*What this task involves*. Collect each line of the entries that holds the string "Schröder".

*Available data*.
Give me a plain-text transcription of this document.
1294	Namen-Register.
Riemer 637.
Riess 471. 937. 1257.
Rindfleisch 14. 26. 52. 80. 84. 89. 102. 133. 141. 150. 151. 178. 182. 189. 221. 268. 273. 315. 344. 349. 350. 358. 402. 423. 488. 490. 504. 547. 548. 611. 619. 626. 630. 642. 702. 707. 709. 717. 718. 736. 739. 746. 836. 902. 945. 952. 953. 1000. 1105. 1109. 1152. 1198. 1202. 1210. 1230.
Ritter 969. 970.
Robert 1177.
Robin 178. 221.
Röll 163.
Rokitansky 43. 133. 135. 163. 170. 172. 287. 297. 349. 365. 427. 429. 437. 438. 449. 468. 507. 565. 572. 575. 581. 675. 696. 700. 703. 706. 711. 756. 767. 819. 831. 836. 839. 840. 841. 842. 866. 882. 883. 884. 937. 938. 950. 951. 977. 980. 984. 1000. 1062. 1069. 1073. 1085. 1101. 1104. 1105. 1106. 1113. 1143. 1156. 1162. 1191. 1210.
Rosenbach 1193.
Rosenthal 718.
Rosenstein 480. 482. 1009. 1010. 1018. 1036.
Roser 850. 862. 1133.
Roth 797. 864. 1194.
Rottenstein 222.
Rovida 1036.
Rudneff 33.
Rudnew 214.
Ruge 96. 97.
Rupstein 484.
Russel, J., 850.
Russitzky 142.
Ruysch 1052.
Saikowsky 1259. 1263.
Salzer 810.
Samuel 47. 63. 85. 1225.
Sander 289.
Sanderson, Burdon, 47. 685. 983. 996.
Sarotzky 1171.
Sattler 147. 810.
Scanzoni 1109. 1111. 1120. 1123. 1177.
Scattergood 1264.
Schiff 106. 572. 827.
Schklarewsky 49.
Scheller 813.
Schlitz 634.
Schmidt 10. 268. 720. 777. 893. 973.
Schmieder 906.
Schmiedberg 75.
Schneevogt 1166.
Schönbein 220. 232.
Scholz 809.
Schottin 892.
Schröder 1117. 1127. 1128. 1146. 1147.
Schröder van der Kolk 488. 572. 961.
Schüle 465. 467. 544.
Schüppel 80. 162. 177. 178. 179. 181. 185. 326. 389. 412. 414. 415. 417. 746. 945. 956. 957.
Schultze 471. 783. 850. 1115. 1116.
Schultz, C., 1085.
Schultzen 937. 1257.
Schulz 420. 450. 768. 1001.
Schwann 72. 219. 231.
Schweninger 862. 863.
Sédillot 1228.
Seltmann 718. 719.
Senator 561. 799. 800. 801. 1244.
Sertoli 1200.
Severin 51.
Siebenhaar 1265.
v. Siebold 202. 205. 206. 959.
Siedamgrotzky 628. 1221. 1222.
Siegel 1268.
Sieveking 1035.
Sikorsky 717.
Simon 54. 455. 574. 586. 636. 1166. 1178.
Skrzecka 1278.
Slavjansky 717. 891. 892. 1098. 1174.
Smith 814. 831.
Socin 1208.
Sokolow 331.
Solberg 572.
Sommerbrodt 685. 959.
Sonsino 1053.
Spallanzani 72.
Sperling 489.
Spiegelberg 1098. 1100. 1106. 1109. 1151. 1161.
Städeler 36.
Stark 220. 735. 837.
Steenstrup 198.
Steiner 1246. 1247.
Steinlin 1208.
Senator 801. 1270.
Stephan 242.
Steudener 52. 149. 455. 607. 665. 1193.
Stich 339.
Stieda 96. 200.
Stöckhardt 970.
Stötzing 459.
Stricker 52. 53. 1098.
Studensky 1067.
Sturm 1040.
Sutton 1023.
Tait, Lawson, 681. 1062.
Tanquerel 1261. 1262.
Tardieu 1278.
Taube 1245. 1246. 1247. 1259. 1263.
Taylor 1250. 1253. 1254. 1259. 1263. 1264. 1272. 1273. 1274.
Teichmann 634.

*Exercise solution*.
Schröder 1117. 1127. 1128. 1146. 1147.
Schröder van der Kolk 488. 572. 961.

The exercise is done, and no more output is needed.